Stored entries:
####################
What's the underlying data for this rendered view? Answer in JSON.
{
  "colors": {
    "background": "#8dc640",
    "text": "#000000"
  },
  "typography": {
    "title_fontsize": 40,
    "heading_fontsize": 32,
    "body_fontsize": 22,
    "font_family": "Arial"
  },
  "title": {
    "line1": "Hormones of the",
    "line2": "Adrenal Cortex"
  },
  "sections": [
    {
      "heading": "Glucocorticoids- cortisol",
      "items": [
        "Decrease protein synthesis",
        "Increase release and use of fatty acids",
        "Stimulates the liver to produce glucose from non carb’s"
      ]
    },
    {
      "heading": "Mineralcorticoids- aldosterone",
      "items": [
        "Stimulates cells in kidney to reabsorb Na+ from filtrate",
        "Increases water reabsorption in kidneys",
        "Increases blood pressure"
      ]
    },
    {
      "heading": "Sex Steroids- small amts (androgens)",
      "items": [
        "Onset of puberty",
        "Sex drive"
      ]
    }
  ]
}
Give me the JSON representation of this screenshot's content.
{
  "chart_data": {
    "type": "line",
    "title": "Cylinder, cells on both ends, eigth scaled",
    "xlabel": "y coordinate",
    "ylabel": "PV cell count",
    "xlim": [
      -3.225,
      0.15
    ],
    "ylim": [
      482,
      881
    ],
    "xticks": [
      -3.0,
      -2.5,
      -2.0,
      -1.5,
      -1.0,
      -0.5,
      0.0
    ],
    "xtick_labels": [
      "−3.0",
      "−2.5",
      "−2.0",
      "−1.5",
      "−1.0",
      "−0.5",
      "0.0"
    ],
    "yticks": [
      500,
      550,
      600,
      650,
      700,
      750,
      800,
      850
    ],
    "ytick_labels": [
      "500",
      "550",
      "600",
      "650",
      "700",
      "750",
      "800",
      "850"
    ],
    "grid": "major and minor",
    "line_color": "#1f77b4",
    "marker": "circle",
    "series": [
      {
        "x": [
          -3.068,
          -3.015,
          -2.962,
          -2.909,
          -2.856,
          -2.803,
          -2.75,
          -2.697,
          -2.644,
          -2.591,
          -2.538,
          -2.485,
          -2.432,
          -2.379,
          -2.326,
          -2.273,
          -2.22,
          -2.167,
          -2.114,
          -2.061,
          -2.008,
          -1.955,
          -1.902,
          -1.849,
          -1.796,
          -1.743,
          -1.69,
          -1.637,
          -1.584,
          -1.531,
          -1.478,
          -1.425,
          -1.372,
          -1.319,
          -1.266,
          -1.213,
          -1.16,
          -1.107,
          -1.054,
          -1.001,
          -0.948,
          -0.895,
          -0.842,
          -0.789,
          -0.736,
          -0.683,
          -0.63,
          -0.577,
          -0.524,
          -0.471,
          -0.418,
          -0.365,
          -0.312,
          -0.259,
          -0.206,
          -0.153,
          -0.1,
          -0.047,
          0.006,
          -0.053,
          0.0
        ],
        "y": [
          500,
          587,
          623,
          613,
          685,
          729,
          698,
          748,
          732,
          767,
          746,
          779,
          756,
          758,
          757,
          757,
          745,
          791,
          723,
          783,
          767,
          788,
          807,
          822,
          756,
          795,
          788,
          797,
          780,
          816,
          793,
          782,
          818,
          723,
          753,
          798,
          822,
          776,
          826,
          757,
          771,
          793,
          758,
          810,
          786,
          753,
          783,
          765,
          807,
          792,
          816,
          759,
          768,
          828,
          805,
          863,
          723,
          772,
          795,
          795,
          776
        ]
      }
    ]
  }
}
####################
→ PROBLEM
Take the entries above and write them out again unchanged.

→ RESULT
What's the underlying data for this rendered view? Answer in JSON.
{
  "colors": {
    "background": "#8dc640",
    "text": "#000000"
  },
  "typography": {
    "title_fontsize": 40,
    "heading_fontsize": 32,
    "body_fontsize": 22,
    "font_family": "Arial"
  },
  "title": {
    "line1": "Hormones of the",
    "line2": "Adrenal Cortex"
  },
  "sections": [
    {
      "heading": "Glucocorticoids- cortisol",
      "items": [
        "Decrease protein synthesis",
        "Increase release and use of fatty acids",
        "Stimulates the liver to produce glucose from non carb’s"
      ]
    },
    {
      "heading": "Mineralcorticoids- aldosterone",
      "items": [
        "Stimulates cells in kidney to reabsorb Na+ from filtrate",
        "Increases water reabsorption in kidneys",
        "Increases blood pressure"
      ]
    },
    {
      "heading": "Sex Steroids- small amts (androgens)",
      "items": [
        "Onset of puberty",
        "Sex drive"
      ]
    }
  ]
}
Give me the JSON representation of this screenshot's content.
{
  "chart_data": {
    "type": "line",
    "title": "Cylinder, cells on both ends, eigth scaled",
    "xlabel": "y coordinate",
    "ylabel": "PV cell count",
    "xlim": [
      -3.225,
      0.15
    ],
    "ylim": [
      482,
      881
    ],
    "xticks": [
      -3.0,
      -2.5,
      -2.0,
      -1.5,
      -1.0,
      -0.5,
      0.0
    ],
    "xtick_labels": [
      "−3.0",
      "−2.5",
      "−2.0",
      "−1.5",
      "−1.0",
      "−0.5",
      "0.0"
    ],
    "yticks": [
      500,
      550,
      600,
      650,
      700,
      750,
      800,
      850
    ],
    "ytick_labels": [
      "500",
      "550",
      "600",
      "650",
      "700",
      "750",
      "800",
      "850"
    ],
    "grid": "major and minor",
    "line_color": "#1f77b4",
    "marker": "circle",
    "series": [
      {
        "x": [
          -3.068,
          -3.015,
          -2.962,
          -2.909,
          -2.856,
          -2.803,
          -2.75,
          -2.697,
          -2.644,
          -2.591,
          -2.538,
          -2.485,
          -2.432,
          -2.379,
          -2.326,
          -2.273,
          -2.22,
          -2.167,
          -2.114,
          -2.061,
          -2.008,
          -1.955,
          -1.902,
          -1.849,
          -1.796,
          -1.743,
          -1.69,
          -1.637,
          -1.584,
          -1.531,
          -1.478,
          -1.425,
          -1.372,
          -1.319,
          -1.266,
          -1.213,
          -1.16,
          -1.107,
          -1.054,
          -1.001,
          -0.948,
          -0.895,
          -0.842,
          -0.789,
          -0.736,
          -0.683,
          -0.63,
          -0.577,
          -0.524,
          -0.471,
          -0.418,
          -0.365,
          -0.312,
          -0.259,
          -0.206,
          -0.153,
          -0.1,
          -0.047,
          0.006,
          -0.053,
          0.0
        ],
        "y": [
          500,
          587,
          623,
          613,
          685,
          729,
          698,
          748,
          732,
          767,
          746,
          779,
          756,
          758,
          757,
          757,
          745,
          791,
          723,
          783,
          767,
          788,
          807,
          822,
          756,
          795,
          788,
          797,
          780,
          816,
          793,
          782,
          818,
          723,
          753,
          798,
          822,
          776,
          826,
          757,
          771,
          793,
          758,
          810,
          786,
          753,
          783,
          765,
          807,
          792,
          816,
          759,
          768,
          828,
          805,
          863,
          723,
          772,
          795,
          795,
          776
        ]
      }
    ]
  }
}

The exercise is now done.